> [WORK REQUIRED] Each line should be copied exactly.

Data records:
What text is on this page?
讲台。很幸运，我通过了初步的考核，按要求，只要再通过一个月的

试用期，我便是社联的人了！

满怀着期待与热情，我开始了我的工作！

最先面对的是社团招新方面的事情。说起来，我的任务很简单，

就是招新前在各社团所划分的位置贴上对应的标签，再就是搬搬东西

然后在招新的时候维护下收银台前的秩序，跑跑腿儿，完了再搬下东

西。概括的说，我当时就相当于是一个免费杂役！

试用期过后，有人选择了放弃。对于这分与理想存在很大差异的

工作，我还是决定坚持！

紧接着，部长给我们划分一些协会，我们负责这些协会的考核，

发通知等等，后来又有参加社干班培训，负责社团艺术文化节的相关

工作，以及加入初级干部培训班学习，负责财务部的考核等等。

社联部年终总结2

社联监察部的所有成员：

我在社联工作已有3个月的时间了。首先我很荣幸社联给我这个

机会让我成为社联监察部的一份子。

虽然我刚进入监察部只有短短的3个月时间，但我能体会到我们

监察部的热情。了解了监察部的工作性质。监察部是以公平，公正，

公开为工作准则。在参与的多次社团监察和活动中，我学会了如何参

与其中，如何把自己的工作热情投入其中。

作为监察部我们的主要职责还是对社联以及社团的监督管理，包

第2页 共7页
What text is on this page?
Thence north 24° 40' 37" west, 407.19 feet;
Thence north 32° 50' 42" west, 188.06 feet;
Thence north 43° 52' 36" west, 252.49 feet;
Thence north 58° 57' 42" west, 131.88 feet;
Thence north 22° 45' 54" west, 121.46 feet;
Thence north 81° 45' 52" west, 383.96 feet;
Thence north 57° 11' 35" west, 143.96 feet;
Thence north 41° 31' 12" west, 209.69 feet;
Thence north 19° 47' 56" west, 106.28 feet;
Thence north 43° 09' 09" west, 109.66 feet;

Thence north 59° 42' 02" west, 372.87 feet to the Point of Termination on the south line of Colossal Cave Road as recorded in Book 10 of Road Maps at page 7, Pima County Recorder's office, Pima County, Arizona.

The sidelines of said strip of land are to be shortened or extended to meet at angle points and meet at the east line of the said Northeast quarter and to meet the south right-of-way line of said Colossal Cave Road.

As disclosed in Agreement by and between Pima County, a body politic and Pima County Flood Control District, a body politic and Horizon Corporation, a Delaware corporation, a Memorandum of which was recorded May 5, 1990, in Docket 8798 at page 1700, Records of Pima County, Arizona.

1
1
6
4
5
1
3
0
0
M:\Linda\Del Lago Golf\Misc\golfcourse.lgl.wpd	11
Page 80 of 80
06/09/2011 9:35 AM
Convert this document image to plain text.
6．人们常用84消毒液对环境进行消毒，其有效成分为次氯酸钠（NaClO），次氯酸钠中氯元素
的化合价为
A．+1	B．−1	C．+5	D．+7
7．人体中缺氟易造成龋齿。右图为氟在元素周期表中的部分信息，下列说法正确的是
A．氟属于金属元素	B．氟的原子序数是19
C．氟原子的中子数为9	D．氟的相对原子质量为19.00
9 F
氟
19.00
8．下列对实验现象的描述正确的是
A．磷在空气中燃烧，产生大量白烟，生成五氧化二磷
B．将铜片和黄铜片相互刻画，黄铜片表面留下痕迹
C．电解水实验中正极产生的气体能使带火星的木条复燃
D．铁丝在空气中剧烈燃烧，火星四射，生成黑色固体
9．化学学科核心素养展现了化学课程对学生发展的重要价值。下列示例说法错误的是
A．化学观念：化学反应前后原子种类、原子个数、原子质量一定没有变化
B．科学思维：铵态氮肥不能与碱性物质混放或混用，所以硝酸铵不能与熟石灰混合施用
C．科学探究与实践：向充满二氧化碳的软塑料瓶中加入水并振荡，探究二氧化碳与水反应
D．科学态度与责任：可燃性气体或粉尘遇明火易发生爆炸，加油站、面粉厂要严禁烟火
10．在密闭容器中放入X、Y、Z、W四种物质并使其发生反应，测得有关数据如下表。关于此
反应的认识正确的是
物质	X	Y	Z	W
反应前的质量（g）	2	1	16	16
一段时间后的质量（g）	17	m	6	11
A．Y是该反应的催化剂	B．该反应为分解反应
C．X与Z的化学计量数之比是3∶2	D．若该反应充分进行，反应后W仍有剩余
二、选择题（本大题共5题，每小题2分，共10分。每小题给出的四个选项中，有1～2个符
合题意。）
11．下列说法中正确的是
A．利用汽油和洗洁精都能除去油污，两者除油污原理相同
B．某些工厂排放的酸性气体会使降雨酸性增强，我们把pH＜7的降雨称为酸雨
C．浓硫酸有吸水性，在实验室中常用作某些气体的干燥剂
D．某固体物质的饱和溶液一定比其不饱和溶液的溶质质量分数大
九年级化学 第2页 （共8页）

> [REPLY]
What text is on this page?
讲台。很幸运，我通过了初步的考核，按要求，只要再通过一个月的

试用期，我便是社联的人了！

满怀着期待与热情，我开始了我的工作！

最先面对的是社团招新方面的事情。说起来，我的任务很简单，

就是招新前在各社团所划分的位置贴上对应的标签，再就是搬搬东西

然后在招新的时候维护下收银台前的秩序，跑跑腿儿，完了再搬下东

西。概括的说，我当时就相当于是一个免费杂役！

试用期过后，有人选择了放弃。对于这分与理想存在很大差异的

工作，我还是决定坚持！

紧接着，部长给我们划分一些协会，我们负责这些协会的考核，

发通知等等，后来又有参加社干班培训，负责社团艺术文化节的相关

工作，以及加入初级干部培训班学习，负责财务部的考核等等。

社联部年终总结2

社联监察部的所有成员：

我在社联工作已有3个月的时间了。首先我很荣幸社联给我这个

机会让我成为社联监察部的一份子。

虽然我刚进入监察部只有短短的3个月时间，但我能体会到我们

监察部的热情。了解了监察部的工作性质。监察部是以公平，公正，

公开为工作准则。在参与的多次社团监察和活动中，我学会了如何参

与其中，如何把自己的工作热情投入其中。

作为监察部我们的主要职责还是对社联以及社团的监督管理，包

第2页 共7页
What text is on this page?
Thence north 24° 40' 37" west, 407.19 feet;
Thence north 32° 50' 42" west, 188.06 feet;
Thence north 43° 52' 36" west, 252.49 feet;
Thence north 58° 57' 42" west, 131.88 feet;
Thence north 22° 45' 54" west, 121.46 feet;
Thence north 81° 45' 52" west, 383.96 feet;
Thence north 57° 11' 35" west, 143.96 feet;
Thence north 41° 31' 12" west, 209.69 feet;
Thence north 19° 47' 56" west, 106.28 feet;
Thence north 43° 09' 09" west, 109.66 feet;

Thence north 59° 42' 02" west, 372.87 feet to the Point of Termination on the south line of Colossal Cave Road as recorded in Book 10 of Road Maps at page 7, Pima County Recorder's office, Pima County, Arizona.

The sidelines of said strip of land are to be shortened or extended to meet at angle points and meet at the east line of the said Northeast quarter and to meet the south right-of-way line of said Colossal Cave Road.

As disclosed in Agreement by and between Pima County, a body politic and Pima County Flood Control District, a body politic and Horizon Corporation, a Delaware corporation, a Memorandum of which was recorded May 5, 1990, in Docket 8798 at page 1700, Records of Pima County, Arizona.

1
1
6
4
5
1
3
0
0
M:\Linda\Del Lago Golf\Misc\golfcourse.lgl.wpd	11
Page 80 of 80
06/09/2011 9:35 AM
Convert this document image to plain text.
6．人们常用84消毒液对环境进行消毒，其有效成分为次氯酸钠（NaClO），次氯酸钠中氯元素
的化合价为
A．+1	B．−1	C．+5	D．+7
7．人体中缺氟易造成龋齿。右图为氟在元素周期表中的部分信息，下列说法正确的是
A．氟属于金属元素	B．氟的原子序数是19
C．氟原子的中子数为9	D．氟的相对原子质量为19.00
9 F
氟
19.00
8．下列对实验现象的描述正确的是
A．磷在空气中燃烧，产生大量白烟，生成五氧化二磷
B．将铜片和黄铜片相互刻画，黄铜片表面留下痕迹
C．电解水实验中正极产生的气体能使带火星的木条复燃
D．铁丝在空气中剧烈燃烧，火星四射，生成黑色固体
9．化学学科核心素养展现了化学课程对学生发展的重要价值。下列示例说法错误的是
A．化学观念：化学反应前后原子种类、原子个数、原子质量一定没有变化
B．科学思维：铵态氮肥不能与碱性物质混放或混用，所以硝酸铵不能与熟石灰混合施用
C．科学探究与实践：向充满二氧化碳的软塑料瓶中加入水并振荡，探究二氧化碳与水反应
D．科学态度与责任：可燃性气体或粉尘遇明火易发生爆炸，加油站、面粉厂要严禁烟火
10．在密闭容器中放入X、Y、Z、W四种物质并使其发生反应，测得有关数据如下表。关于此
反应的认识正确的是
物质	X	Y	Z	W
反应前的质量（g）	2	1	16	16
一段时间后的质量（g）	17	m	6	11
A．Y是该反应的催化剂	B．该反应为分解反应
C．X与Z的化学计量数之比是3∶2	D．若该反应充分进行，反应后W仍有剩余
二、选择题（本大题共5题，每小题2分，共10分。每小题给出的四个选项中，有1～2个符
合题意。）
11．下列说法中正确的是
A．利用汽油和洗洁精都能除去油污，两者除油污原理相同
B．某些工厂排放的酸性气体会使降雨酸性增强，我们把pH＜7的降雨称为酸雨
C．浓硫酸有吸水性，在实验室中常用作某些气体的干燥剂
D．某固体物质的饱和溶液一定比其不饱和溶液的溶质质量分数大
九年级化学 第2页 （共8页）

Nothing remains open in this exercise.